Texte fourni:
★ ★ ★
Ou : « Soyez pas mal-poly ! »

Le développement de ce second mini-essai sur l’Amour présuppose la lecture et la compréhension de la première partie, voire sa considération comme axiome pour la suite logique du développement. Si vous n’êtes pas d’accord avec ma définition, essayez de vous l’imaginer pour assimiler la suite. Si même cela vous est impossible… *hausse les épaules* bin lisez pas l’article, vous gagnerez du temps.

Le premier article, donc, parlait de ma définition de l’Amour. Conscient de la non-universalité de cette définition, et suffisamment tolérant pour admettre et accepter les autres définitions, je demeure tout de même suffisamment pédant pour la considérer comme meilleure et plus saine que la plupart des autres définitions qui m’aient été données à lire jusqu’à présent. Ou tout du moins plus adaptée à ce que je ressens, moi, et à ce que je sais que nombre des personnes qui m’entourent et me font suffisemment confiance pour m’en parler, souvent en proie au désarroi car ce qu’ils/elles ressentent n’est pas conforme, justement aux définitions « classiques ». Maintenant que cette définition est acquise, nous allons pousser la réflexion un peu plus loin et parler d’un sujet en grande partie évité dans la définition précédente : la non-exclusivité.
★ ★ ★
Objectifs:
(1) Résumez l'essai sur l'Amour en deux phrases.
(2) Reprenez l'essai sur l'Amour là où il s'interrompt et poursuivez-le.
Le matériel qui vient ensuite n'a aucun lien avec l'essai sur l'Amour.
★ ★ ★
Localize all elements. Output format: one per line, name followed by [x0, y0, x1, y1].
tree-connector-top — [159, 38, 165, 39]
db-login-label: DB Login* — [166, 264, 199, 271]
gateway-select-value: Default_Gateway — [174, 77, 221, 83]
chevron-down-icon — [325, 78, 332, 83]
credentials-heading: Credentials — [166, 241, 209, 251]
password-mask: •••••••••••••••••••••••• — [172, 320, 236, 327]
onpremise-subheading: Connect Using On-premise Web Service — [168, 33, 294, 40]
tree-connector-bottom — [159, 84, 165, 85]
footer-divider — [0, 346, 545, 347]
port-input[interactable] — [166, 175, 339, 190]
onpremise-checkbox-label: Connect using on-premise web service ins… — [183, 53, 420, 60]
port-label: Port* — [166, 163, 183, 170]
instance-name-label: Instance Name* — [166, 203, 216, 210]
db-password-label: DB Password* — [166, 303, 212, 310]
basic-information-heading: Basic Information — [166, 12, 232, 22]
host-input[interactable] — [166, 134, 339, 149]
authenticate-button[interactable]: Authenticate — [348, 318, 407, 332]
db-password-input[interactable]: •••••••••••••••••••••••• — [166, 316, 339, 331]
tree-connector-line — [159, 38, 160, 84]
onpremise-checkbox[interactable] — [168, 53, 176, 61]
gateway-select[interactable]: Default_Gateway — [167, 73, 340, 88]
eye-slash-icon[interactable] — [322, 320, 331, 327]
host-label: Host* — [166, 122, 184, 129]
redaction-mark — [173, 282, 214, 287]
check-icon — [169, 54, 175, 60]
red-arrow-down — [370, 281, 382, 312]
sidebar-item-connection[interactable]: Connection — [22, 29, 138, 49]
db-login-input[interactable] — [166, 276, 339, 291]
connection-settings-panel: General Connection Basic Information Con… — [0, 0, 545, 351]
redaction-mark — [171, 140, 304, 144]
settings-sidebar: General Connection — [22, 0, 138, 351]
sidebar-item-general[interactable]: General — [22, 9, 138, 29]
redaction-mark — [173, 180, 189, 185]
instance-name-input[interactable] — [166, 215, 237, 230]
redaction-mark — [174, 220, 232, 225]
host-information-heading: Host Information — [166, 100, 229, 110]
★ ★ ★
Réponses rédigées:
(1) Ce second mini-essai sur l'Amour suppose que l'on ait lu et compris la première partie, qui exposait une définition personnelle de l'Amour, reconnue comme non universelle mais présentée comme plus saine et mieux adaptée que la plupart des autres. Cette définition étant acquise, l'essai annonce qu'il va pousser la réflexion plus loin en abordant un sujet largement évité jusque-là, la non-exclusivité.

(2)
« Polyamoureux ». « Polyamour ». « Polyamorisme ». « Polyamory ». « Poly ». Tant de mots différents pour exprimer le même concept. Tant de mots qui se recouvrent sans encore avoir trouvé leur norme, car la norme est gênée par le concept, justement. L’avantage de ce listing c’est que avec un peu de chance les gens qui chercheront ce sujet sous Google auront d’autant plus de chances de tomber sur cet article, et s’il peut répondre à quelques unes de leurs questions c’est tant mieux.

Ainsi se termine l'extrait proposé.